» **THE TASK**
Write out the whole listing word for word.
** Start of PROVIDED DATA **
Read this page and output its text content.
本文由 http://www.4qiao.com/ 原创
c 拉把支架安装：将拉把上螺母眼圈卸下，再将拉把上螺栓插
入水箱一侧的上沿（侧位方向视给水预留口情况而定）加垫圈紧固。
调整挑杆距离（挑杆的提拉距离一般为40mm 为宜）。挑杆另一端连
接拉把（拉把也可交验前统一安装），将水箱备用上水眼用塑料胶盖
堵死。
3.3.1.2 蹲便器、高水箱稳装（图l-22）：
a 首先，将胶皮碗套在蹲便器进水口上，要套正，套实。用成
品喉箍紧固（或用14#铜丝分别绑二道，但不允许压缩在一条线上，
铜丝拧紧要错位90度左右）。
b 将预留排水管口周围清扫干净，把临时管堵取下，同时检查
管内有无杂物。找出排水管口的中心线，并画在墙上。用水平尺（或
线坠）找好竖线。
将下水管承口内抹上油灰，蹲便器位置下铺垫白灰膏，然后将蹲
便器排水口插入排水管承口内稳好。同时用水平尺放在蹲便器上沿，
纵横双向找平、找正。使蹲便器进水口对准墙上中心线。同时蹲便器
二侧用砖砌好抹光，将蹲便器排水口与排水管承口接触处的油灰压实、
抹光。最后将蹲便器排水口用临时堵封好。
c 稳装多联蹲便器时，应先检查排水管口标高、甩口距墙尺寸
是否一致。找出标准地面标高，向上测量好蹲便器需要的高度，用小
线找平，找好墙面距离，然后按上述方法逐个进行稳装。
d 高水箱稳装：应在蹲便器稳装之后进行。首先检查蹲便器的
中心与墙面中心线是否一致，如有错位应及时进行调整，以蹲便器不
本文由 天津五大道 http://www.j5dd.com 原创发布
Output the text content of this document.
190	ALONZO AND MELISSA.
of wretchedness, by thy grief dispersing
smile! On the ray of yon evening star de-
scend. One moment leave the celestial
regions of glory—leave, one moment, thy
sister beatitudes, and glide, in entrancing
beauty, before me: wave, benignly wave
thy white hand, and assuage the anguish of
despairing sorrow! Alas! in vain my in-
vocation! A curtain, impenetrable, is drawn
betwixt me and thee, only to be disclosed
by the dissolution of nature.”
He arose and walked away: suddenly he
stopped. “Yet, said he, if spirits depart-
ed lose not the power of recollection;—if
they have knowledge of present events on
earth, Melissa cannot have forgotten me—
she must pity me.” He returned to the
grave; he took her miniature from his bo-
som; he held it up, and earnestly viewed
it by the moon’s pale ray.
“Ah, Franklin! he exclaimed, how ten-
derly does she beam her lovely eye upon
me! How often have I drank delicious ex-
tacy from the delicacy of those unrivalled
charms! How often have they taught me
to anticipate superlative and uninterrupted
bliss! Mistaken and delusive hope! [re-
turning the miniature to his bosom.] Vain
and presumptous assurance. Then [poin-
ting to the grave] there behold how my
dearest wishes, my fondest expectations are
** End of PROVIDED DATA **
» **RESPONSE TO THIS TASK**
Read this page and output its text content.
本文由 http://www.4qiao.com/ 原创
c 拉把支架安装：将拉把上螺母眼圈卸下，再将拉把上螺栓插
入水箱一侧的上沿（侧位方向视给水预留口情况而定）加垫圈紧固。
调整挑杆距离（挑杆的提拉距离一般为40mm 为宜）。挑杆另一端连
接拉把（拉把也可交验前统一安装），将水箱备用上水眼用塑料胶盖
堵死。
3.3.1.2 蹲便器、高水箱稳装（图l-22）：
a 首先，将胶皮碗套在蹲便器进水口上，要套正，套实。用成
品喉箍紧固（或用14#铜丝分别绑二道，但不允许压缩在一条线上，
铜丝拧紧要错位90度左右）。
b 将预留排水管口周围清扫干净，把临时管堵取下，同时检查
管内有无杂物。找出排水管口的中心线，并画在墙上。用水平尺（或
线坠）找好竖线。
将下水管承口内抹上油灰，蹲便器位置下铺垫白灰膏，然后将蹲
便器排水口插入排水管承口内稳好。同时用水平尺放在蹲便器上沿，
纵横双向找平、找正。使蹲便器进水口对准墙上中心线。同时蹲便器
二侧用砖砌好抹光，将蹲便器排水口与排水管承口接触处的油灰压实、
抹光。最后将蹲便器排水口用临时堵封好。
c 稳装多联蹲便器时，应先检查排水管口标高、甩口距墙尺寸
是否一致。找出标准地面标高，向上测量好蹲便器需要的高度，用小
线找平，找好墙面距离，然后按上述方法逐个进行稳装。
d 高水箱稳装：应在蹲便器稳装之后进行。首先检查蹲便器的
中心与墙面中心线是否一致，如有错位应及时进行调整，以蹲便器不
本文由 天津五大道 http://www.j5dd.com 原创发布
Output the text content of this document.
190	ALONZO AND MELISSA.
of wretchedness, by thy grief dispersing
smile! On the ray of yon evening star de-
scend. One moment leave the celestial
regions of glory—leave, one moment, thy
sister beatitudes, and glide, in entrancing
beauty, before me: wave, benignly wave
thy white hand, and assuage the anguish of
despairing sorrow! Alas! in vain my in-
vocation! A curtain, impenetrable, is drawn
betwixt me and thee, only to be disclosed
by the dissolution of nature.”
He arose and walked away: suddenly he
stopped. “Yet, said he, if spirits depart-
ed lose not the power of recollection;—if
they have knowledge of present events on
earth, Melissa cannot have forgotten me—
she must pity me.” He returned to the
grave; he took her miniature from his bo-
som; he held it up, and earnestly viewed
it by the moon’s pale ray.
“Ah, Franklin! he exclaimed, how ten-
derly does she beam her lovely eye upon
me! How often have I drank delicious ex-
tacy from the delicacy of those unrivalled
charms! How often have they taught me
to anticipate superlative and uninterrupted
bliss! Mistaken and delusive hope! [re-
turning the miniature to his bosom.] Vain
and presumptous assurance. Then [poin-
ting to the grave] there behold how my
dearest wishes, my fondest expectations are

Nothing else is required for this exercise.